═══ DATA LINES

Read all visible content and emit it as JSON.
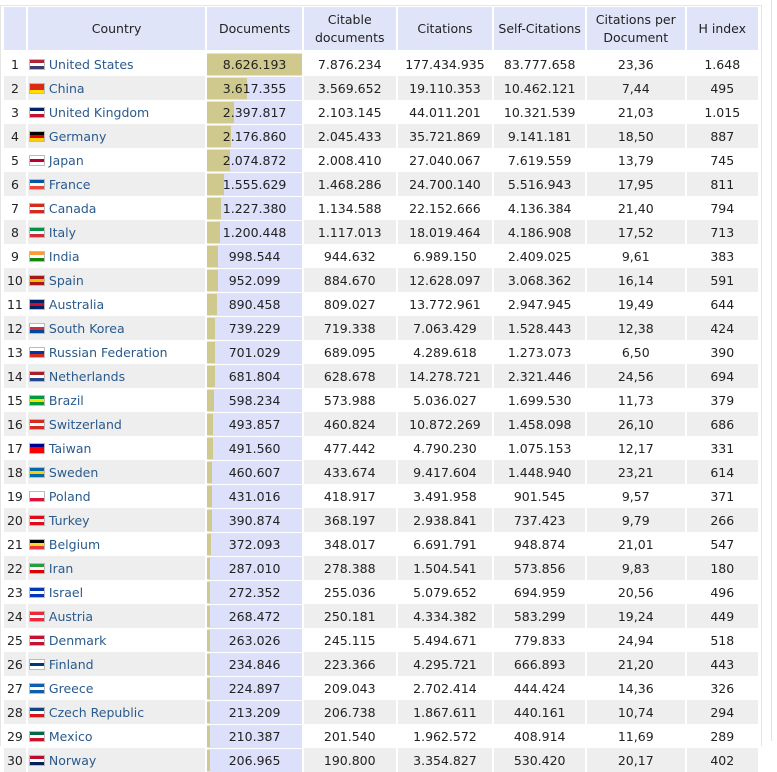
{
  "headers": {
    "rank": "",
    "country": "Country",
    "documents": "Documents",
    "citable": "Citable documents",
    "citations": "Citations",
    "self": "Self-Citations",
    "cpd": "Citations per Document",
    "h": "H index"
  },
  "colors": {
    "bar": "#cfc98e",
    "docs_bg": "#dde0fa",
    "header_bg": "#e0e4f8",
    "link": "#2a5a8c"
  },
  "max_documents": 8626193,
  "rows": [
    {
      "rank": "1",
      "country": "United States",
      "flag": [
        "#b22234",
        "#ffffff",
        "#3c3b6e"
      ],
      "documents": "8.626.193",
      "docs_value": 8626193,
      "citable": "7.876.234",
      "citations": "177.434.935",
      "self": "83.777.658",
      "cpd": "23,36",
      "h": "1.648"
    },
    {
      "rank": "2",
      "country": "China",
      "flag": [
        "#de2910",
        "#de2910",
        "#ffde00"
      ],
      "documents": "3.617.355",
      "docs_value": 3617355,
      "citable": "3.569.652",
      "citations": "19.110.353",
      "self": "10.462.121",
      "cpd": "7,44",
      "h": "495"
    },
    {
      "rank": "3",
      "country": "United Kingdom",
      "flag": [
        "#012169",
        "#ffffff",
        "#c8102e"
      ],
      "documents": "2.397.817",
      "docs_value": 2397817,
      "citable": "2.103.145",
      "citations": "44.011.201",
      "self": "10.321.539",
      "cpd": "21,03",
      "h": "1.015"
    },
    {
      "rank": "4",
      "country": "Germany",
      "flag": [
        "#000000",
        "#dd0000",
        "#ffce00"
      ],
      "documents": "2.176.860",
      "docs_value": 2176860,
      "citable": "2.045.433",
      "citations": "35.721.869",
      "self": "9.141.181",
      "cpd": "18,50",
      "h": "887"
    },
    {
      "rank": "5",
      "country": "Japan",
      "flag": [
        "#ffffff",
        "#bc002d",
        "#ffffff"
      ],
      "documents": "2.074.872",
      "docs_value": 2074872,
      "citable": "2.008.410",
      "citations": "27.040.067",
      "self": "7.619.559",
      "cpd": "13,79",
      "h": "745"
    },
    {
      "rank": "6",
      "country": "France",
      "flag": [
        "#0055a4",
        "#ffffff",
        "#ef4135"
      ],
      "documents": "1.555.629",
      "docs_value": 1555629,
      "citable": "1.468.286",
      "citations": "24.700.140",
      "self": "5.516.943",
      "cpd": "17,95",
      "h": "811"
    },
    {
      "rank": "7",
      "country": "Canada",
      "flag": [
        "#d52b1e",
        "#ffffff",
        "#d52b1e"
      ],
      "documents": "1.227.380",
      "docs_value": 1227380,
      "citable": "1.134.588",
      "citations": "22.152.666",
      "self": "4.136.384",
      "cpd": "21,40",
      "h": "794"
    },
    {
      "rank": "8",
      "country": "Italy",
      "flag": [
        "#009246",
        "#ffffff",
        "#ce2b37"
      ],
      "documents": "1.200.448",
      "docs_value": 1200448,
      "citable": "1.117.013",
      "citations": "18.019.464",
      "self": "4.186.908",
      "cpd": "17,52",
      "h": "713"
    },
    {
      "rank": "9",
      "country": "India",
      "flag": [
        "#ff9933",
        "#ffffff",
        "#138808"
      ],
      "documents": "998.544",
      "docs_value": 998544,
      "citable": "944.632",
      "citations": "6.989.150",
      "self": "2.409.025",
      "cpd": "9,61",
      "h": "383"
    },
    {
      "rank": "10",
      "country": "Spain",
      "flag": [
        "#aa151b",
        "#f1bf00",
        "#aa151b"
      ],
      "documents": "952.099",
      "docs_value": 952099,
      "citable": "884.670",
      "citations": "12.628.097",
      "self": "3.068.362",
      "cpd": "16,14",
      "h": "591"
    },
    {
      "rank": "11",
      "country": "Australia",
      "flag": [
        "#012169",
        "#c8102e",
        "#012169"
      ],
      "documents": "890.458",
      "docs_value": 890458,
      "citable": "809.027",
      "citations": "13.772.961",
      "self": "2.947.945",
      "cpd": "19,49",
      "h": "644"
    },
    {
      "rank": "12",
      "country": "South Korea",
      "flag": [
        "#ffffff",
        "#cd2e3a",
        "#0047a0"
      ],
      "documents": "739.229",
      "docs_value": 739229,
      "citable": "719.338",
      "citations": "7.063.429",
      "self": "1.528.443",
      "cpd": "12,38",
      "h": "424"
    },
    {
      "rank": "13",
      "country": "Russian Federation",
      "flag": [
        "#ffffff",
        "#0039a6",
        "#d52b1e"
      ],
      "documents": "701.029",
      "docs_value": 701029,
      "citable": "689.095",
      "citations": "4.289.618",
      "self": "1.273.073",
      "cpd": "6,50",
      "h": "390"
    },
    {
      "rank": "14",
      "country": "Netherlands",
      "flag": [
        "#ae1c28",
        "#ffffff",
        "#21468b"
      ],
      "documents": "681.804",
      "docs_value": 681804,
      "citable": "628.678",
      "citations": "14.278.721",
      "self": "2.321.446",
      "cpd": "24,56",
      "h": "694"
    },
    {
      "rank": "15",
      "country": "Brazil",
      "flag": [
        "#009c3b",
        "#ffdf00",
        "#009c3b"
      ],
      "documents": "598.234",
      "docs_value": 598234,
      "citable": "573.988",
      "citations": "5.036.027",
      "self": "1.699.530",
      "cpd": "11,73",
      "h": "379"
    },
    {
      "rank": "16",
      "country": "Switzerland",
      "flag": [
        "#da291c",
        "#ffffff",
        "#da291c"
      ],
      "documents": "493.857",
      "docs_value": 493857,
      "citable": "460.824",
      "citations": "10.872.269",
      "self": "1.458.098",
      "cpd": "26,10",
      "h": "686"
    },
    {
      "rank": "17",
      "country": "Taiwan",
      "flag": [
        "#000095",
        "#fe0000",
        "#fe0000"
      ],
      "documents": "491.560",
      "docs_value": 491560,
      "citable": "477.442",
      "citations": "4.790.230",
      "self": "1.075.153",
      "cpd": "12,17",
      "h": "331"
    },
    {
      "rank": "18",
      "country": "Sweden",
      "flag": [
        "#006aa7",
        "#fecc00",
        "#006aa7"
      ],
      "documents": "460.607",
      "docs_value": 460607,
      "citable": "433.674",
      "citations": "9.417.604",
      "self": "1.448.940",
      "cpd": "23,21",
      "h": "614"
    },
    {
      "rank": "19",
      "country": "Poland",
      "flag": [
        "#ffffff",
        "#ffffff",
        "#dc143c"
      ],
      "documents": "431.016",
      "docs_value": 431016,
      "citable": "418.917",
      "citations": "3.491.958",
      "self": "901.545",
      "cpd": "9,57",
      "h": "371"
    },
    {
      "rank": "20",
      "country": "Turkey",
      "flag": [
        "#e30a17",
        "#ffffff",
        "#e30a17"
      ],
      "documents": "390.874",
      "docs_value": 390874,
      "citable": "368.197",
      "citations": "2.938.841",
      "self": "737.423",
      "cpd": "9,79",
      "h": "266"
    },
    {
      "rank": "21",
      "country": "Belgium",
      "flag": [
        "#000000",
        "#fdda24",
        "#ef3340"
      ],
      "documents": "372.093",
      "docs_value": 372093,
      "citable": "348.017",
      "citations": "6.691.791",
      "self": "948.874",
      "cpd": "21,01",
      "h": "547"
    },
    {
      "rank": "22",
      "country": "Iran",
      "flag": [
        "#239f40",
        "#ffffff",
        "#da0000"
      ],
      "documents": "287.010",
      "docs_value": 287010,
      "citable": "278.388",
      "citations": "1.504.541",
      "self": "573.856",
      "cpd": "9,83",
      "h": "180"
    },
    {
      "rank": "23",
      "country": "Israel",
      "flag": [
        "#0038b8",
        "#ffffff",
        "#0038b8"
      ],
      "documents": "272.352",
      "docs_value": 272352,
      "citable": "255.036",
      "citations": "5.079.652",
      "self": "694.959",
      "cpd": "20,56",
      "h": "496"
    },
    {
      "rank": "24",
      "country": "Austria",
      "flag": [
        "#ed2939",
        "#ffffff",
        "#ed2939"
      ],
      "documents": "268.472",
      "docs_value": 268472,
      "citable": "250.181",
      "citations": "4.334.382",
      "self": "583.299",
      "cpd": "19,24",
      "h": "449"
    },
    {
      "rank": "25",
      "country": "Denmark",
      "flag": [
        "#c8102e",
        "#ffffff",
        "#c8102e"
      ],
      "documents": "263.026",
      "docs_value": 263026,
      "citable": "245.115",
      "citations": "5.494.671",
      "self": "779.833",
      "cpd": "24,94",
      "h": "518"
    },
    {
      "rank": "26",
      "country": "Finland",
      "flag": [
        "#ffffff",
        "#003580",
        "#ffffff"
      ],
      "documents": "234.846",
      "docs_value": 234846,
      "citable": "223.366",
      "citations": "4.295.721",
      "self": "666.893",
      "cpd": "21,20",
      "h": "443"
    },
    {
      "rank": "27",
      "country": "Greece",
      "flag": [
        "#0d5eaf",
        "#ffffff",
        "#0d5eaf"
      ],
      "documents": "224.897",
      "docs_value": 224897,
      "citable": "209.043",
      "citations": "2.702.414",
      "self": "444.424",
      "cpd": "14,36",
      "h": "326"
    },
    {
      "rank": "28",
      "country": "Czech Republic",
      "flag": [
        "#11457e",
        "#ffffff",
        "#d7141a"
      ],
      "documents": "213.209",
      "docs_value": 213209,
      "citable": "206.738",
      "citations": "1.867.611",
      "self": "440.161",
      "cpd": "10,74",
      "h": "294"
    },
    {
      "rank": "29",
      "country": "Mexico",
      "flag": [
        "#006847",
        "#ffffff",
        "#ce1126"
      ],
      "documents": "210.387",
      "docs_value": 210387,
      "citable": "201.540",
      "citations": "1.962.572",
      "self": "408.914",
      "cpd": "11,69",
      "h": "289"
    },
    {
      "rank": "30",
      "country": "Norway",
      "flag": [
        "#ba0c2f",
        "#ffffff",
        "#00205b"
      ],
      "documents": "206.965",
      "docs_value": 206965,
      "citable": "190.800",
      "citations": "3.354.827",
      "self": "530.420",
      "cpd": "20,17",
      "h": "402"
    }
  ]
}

══════

## CHALLENGE:
From the listing above, return each line with the word "United".

## REPLY:
      "country": "United States",
      "country": "United Kingdom",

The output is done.